- [Recorded information]:
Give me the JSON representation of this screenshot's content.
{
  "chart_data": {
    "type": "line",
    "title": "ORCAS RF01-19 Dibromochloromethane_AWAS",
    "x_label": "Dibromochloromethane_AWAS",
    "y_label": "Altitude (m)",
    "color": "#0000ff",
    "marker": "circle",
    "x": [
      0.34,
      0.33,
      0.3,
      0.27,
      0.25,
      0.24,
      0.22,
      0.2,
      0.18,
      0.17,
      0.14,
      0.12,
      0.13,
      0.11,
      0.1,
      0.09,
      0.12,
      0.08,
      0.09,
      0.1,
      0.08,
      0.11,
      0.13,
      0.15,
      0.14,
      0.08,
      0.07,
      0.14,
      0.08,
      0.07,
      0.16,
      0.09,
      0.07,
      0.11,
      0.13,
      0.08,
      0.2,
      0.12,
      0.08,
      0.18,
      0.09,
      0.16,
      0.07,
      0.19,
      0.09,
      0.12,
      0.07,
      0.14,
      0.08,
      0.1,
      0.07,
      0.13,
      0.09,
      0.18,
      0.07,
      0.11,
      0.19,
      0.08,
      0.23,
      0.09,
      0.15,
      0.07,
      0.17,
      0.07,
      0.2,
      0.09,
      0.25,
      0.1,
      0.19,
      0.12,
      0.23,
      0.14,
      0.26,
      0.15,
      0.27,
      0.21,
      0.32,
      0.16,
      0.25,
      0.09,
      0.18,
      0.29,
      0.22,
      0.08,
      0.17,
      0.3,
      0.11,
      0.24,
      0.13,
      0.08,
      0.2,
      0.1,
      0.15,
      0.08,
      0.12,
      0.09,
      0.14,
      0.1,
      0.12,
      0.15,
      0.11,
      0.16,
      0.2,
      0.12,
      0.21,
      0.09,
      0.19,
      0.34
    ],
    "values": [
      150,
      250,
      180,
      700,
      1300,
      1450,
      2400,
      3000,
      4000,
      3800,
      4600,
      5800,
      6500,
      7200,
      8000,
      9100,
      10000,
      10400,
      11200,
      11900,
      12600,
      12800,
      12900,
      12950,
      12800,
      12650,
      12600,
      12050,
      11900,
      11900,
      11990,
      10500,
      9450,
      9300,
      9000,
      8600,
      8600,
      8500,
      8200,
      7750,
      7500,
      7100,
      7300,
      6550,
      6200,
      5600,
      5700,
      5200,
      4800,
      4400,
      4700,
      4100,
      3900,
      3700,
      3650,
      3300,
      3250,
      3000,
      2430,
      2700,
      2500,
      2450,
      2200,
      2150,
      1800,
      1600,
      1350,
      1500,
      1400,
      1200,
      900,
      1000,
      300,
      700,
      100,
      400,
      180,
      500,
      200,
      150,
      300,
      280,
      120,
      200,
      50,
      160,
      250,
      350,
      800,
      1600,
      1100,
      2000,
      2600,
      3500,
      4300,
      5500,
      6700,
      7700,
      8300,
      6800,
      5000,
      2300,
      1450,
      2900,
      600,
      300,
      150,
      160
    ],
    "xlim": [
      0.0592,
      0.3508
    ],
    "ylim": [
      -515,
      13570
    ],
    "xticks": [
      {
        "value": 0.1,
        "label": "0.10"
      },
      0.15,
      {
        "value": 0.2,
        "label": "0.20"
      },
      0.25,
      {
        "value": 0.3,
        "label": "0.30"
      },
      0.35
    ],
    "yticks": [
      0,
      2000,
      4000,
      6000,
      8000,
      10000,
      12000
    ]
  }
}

- [Brief]:
Restate each record word for word.

- [Finished answer]:
Give me the JSON representation of this screenshot's content.
{
  "chart_data": {
    "type": "line",
    "title": "ORCAS RF01-19 Dibromochloromethane_AWAS",
    "x_label": "Dibromochloromethane_AWAS",
    "y_label": "Altitude (m)",
    "color": "#0000ff",
    "marker": "circle",
    "x": [
      0.34,
      0.33,
      0.3,
      0.27,
      0.25,
      0.24,
      0.22,
      0.2,
      0.18,
      0.17,
      0.14,
      0.12,
      0.13,
      0.11,
      0.1,
      0.09,
      0.12,
      0.08,
      0.09,
      0.1,
      0.08,
      0.11,
      0.13,
      0.15,
      0.14,
      0.08,
      0.07,
      0.14,
      0.08,
      0.07,
      0.16,
      0.09,
      0.07,
      0.11,
      0.13,
      0.08,
      0.2,
      0.12,
      0.08,
      0.18,
      0.09,
      0.16,
      0.07,
      0.19,
      0.09,
      0.12,
      0.07,
      0.14,
      0.08,
      0.1,
      0.07,
      0.13,
      0.09,
      0.18,
      0.07,
      0.11,
      0.19,
      0.08,
      0.23,
      0.09,
      0.15,
      0.07,
      0.17,
      0.07,
      0.2,
      0.09,
      0.25,
      0.1,
      0.19,
      0.12,
      0.23,
      0.14,
      0.26,
      0.15,
      0.27,
      0.21,
      0.32,
      0.16,
      0.25,
      0.09,
      0.18,
      0.29,
      0.22,
      0.08,
      0.17,
      0.3,
      0.11,
      0.24,
      0.13,
      0.08,
      0.2,
      0.1,
      0.15,
      0.08,
      0.12,
      0.09,
      0.14,
      0.1,
      0.12,
      0.15,
      0.11,
      0.16,
      0.2,
      0.12,
      0.21,
      0.09,
      0.19,
      0.34
    ],
    "values": [
      150,
      250,
      180,
      700,
      1300,
      1450,
      2400,
      3000,
      4000,
      3800,
      4600,
      5800,
      6500,
      7200,
      8000,
      9100,
      10000,
      10400,
      11200,
      11900,
      12600,
      12800,
      12900,
      12950,
      12800,
      12650,
      12600,
      12050,
      11900,
      11900,
      11990,
      10500,
      9450,
      9300,
      9000,
      8600,
      8600,
      8500,
      8200,
      7750,
      7500,
      7100,
      7300,
      6550,
      6200,
      5600,
      5700,
      5200,
      4800,
      4400,
      4700,
      4100,
      3900,
      3700,
      3650,
      3300,
      3250,
      3000,
      2430,
      2700,
      2500,
      2450,
      2200,
      2150,
      1800,
      1600,
      1350,
      1500,
      1400,
      1200,
      900,
      1000,
      300,
      700,
      100,
      400,
      180,
      500,
      200,
      150,
      300,
      280,
      120,
      200,
      50,
      160,
      250,
      350,
      800,
      1600,
      1100,
      2000,
      2600,
      3500,
      4300,
      5500,
      6700,
      7700,
      8300,
      6800,
      5000,
      2300,
      1450,
      2900,
      600,
      300,
      150,
      160
    ],
    "xlim": [
      0.0592,
      0.3508
    ],
    "ylim": [
      -515,
      13570
    ],
    "xticks": [
      {
        "value": 0.1,
        "label": "0.10"
      },
      0.15,
      {
        "value": 0.2,
        "label": "0.20"
      },
      0.25,
      {
        "value": 0.3,
        "label": "0.30"
      },
      0.35
    ],
    "yticks": [
      0,
      2000,
      4000,
      6000,
      8000,
      10000,
      12000
    ]
  }
}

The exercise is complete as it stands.